For the string "Vibrio", search the entries below and copy every line where it appears.
**** Records
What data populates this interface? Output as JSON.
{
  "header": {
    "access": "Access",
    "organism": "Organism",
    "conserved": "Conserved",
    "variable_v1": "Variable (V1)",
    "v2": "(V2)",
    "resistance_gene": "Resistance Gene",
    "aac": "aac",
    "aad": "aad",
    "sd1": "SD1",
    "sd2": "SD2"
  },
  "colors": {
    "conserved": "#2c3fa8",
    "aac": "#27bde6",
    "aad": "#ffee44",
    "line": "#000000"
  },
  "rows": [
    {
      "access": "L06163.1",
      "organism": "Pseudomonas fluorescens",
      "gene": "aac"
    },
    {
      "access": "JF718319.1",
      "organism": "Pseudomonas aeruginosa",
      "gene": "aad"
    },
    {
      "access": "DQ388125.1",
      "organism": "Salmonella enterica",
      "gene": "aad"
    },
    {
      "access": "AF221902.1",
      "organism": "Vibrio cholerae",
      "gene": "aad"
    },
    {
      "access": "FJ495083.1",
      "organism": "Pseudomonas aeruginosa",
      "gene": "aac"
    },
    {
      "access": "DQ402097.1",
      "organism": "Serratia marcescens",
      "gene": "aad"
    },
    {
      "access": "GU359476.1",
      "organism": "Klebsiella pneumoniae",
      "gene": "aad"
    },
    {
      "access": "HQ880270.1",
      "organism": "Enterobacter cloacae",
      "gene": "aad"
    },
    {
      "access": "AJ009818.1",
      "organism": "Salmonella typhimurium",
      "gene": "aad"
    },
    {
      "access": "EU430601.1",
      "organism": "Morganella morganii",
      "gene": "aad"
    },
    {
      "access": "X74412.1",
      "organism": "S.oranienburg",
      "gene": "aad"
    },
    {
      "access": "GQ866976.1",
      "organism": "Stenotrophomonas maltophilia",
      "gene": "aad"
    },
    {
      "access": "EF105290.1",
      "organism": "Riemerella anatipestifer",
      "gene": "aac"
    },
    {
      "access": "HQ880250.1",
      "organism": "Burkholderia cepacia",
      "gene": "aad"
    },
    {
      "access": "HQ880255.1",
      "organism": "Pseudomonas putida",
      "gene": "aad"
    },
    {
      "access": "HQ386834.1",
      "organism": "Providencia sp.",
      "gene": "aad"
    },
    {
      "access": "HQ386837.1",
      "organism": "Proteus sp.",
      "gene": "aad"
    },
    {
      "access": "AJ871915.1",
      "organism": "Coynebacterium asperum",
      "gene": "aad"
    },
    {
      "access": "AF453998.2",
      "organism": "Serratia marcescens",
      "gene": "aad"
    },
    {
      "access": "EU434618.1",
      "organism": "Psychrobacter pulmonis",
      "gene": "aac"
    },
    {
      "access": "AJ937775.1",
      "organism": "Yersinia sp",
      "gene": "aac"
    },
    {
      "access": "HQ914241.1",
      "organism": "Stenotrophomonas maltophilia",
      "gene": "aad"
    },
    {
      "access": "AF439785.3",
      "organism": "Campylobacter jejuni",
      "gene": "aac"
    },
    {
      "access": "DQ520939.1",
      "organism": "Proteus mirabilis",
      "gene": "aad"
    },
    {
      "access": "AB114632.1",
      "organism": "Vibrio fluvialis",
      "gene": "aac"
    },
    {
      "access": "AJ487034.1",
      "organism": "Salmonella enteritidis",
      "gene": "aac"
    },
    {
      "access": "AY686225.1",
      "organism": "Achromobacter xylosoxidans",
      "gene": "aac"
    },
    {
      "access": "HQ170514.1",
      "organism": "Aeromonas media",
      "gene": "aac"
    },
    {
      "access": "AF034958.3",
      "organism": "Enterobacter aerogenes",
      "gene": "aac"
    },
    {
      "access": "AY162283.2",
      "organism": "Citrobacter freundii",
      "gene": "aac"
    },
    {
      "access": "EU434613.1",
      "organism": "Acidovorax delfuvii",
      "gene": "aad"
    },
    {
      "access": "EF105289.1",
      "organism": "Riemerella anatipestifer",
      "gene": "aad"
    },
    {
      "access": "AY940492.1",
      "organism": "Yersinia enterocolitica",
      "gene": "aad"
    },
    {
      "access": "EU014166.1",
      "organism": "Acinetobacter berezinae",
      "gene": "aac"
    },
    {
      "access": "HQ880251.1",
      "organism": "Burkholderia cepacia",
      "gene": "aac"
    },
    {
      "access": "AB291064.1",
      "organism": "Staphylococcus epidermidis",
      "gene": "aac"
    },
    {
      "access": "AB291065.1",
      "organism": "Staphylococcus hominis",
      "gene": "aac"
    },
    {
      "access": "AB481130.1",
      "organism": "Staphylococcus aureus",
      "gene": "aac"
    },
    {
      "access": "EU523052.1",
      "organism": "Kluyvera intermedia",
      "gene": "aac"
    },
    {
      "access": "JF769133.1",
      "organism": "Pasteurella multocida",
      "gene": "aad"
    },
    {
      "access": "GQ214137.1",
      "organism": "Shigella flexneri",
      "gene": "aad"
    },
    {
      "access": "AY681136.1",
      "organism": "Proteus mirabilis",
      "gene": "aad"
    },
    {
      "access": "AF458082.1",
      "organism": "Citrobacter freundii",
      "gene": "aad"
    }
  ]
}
********
* Exercise response
      "organism": "Vibrio cholerae",
      "organism": "Vibrio fluvialis",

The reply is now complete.